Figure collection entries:
·····

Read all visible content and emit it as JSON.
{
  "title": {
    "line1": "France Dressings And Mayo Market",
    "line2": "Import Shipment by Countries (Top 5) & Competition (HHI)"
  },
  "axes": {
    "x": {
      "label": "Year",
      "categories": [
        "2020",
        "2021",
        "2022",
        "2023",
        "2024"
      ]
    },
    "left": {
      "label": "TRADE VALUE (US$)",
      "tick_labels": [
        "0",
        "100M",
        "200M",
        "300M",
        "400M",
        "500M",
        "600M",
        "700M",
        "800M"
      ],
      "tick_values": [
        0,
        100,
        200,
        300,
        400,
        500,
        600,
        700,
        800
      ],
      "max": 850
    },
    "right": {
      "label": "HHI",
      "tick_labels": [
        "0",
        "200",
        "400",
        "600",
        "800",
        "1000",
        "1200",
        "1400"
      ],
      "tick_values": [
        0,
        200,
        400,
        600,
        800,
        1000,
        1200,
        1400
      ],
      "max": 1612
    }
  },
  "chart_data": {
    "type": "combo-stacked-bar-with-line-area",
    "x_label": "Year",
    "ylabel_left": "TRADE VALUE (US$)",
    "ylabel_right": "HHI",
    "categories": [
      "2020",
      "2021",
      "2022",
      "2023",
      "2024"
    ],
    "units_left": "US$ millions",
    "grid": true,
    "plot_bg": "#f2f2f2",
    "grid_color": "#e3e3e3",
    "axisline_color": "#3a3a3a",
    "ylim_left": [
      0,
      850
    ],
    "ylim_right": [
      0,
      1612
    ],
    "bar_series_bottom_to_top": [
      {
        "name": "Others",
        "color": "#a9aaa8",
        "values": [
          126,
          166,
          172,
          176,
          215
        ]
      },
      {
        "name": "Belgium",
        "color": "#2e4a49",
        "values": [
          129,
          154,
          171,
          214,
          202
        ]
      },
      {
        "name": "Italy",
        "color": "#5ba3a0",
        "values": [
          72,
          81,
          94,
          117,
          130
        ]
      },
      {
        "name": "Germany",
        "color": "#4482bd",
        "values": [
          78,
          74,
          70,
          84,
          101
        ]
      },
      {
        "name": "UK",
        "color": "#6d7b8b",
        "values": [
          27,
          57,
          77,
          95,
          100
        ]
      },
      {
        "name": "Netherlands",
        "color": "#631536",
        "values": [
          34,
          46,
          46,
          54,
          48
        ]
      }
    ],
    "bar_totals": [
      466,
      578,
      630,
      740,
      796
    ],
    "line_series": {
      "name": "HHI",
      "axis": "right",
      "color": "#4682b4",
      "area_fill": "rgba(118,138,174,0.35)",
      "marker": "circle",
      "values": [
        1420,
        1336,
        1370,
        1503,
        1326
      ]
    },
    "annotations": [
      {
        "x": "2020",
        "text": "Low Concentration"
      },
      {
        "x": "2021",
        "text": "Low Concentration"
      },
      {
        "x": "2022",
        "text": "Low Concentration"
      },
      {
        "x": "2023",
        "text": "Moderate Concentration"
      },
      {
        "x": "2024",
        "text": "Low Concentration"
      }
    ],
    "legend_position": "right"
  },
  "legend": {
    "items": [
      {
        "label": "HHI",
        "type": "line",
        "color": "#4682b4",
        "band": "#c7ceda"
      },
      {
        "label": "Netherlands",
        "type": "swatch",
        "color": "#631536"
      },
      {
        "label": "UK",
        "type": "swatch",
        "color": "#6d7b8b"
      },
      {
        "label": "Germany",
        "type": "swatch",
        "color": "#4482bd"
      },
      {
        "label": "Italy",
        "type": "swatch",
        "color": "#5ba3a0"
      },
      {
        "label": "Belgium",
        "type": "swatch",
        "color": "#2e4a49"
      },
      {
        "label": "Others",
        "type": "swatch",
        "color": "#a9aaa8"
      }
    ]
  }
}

·····

▶ [EXERCISE]
Reproduce the listing above verbatim, from first line to last.

▶ [COMPLETE OUTPUT]
Read all visible content and emit it as JSON.
{
  "title": {
    "line1": "France Dressings And Mayo Market",
    "line2": "Import Shipment by Countries (Top 5) & Competition (HHI)"
  },
  "axes": {
    "x": {
      "label": "Year",
      "categories": [
        "2020",
        "2021",
        "2022",
        "2023",
        "2024"
      ]
    },
    "left": {
      "label": "TRADE VALUE (US$)",
      "tick_labels": [
        "0",
        "100M",
        "200M",
        "300M",
        "400M",
        "500M",
        "600M",
        "700M",
        "800M"
      ],
      "tick_values": [
        0,
        100,
        200,
        300,
        400,
        500,
        600,
        700,
        800
      ],
      "max": 850
    },
    "right": {
      "label": "HHI",
      "tick_labels": [
        "0",
        "200",
        "400",
        "600",
        "800",
        "1000",
        "1200",
        "1400"
      ],
      "tick_values": [
        0,
        200,
        400,
        600,
        800,
        1000,
        1200,
        1400
      ],
      "max": 1612
    }
  },
  "chart_data": {
    "type": "combo-stacked-bar-with-line-area",
    "x_label": "Year",
    "ylabel_left": "TRADE VALUE (US$)",
    "ylabel_right": "HHI",
    "categories": [
      "2020",
      "2021",
      "2022",
      "2023",
      "2024"
    ],
    "units_left": "US$ millions",
    "grid": true,
    "plot_bg": "#f2f2f2",
    "grid_color": "#e3e3e3",
    "axisline_color": "#3a3a3a",
    "ylim_left": [
      0,
      850
    ],
    "ylim_right": [
      0,
      1612
    ],
    "bar_series_bottom_to_top": [
      {
        "name": "Others",
        "color": "#a9aaa8",
        "values": [
          126,
          166,
          172,
          176,
          215
        ]
      },
      {
        "name": "Belgium",
        "color": "#2e4a49",
        "values": [
          129,
          154,
          171,
          214,
          202
        ]
      },
      {
        "name": "Italy",
        "color": "#5ba3a0",
        "values": [
          72,
          81,
          94,
          117,
          130
        ]
      },
      {
        "name": "Germany",
        "color": "#4482bd",
        "values": [
          78,
          74,
          70,
          84,
          101
        ]
      },
      {
        "name": "UK",
        "color": "#6d7b8b",
        "values": [
          27,
          57,
          77,
          95,
          100
        ]
      },
      {
        "name": "Netherlands",
        "color": "#631536",
        "values": [
          34,
          46,
          46,
          54,
          48
        ]
      }
    ],
    "bar_totals": [
      466,
      578,
      630,
      740,
      796
    ],
    "line_series": {
      "name": "HHI",
      "axis": "right",
      "color": "#4682b4",
      "area_fill": "rgba(118,138,174,0.35)",
      "marker": "circle",
      "values": [
        1420,
        1336,
        1370,
        1503,
        1326
      ]
    },
    "annotations": [
      {
        "x": "2020",
        "text": "Low Concentration"
      },
      {
        "x": "2021",
        "text": "Low Concentration"
      },
      {
        "x": "2022",
        "text": "Low Concentration"
      },
      {
        "x": "2023",
        "text": "Moderate Concentration"
      },
      {
        "x": "2024",
        "text": "Low Concentration"
      }
    ],
    "legend_position": "right"
  },
  "legend": {
    "items": [
      {
        "label": "HHI",
        "type": "line",
        "color": "#4682b4",
        "band": "#c7ceda"
      },
      {
        "label": "Netherlands",
        "type": "swatch",
        "color": "#631536"
      },
      {
        "label": "UK",
        "type": "swatch",
        "color": "#6d7b8b"
      },
      {
        "label": "Germany",
        "type": "swatch",
        "color": "#4482bd"
      },
      {
        "label": "Italy",
        "type": "swatch",
        "color": "#5ba3a0"
      },
      {
        "label": "Belgium",
        "type": "swatch",
        "color": "#2e4a49"
      },
      {
        "label": "Others",
        "type": "swatch",
        "color": "#a9aaa8"
      }
    ]
  }
}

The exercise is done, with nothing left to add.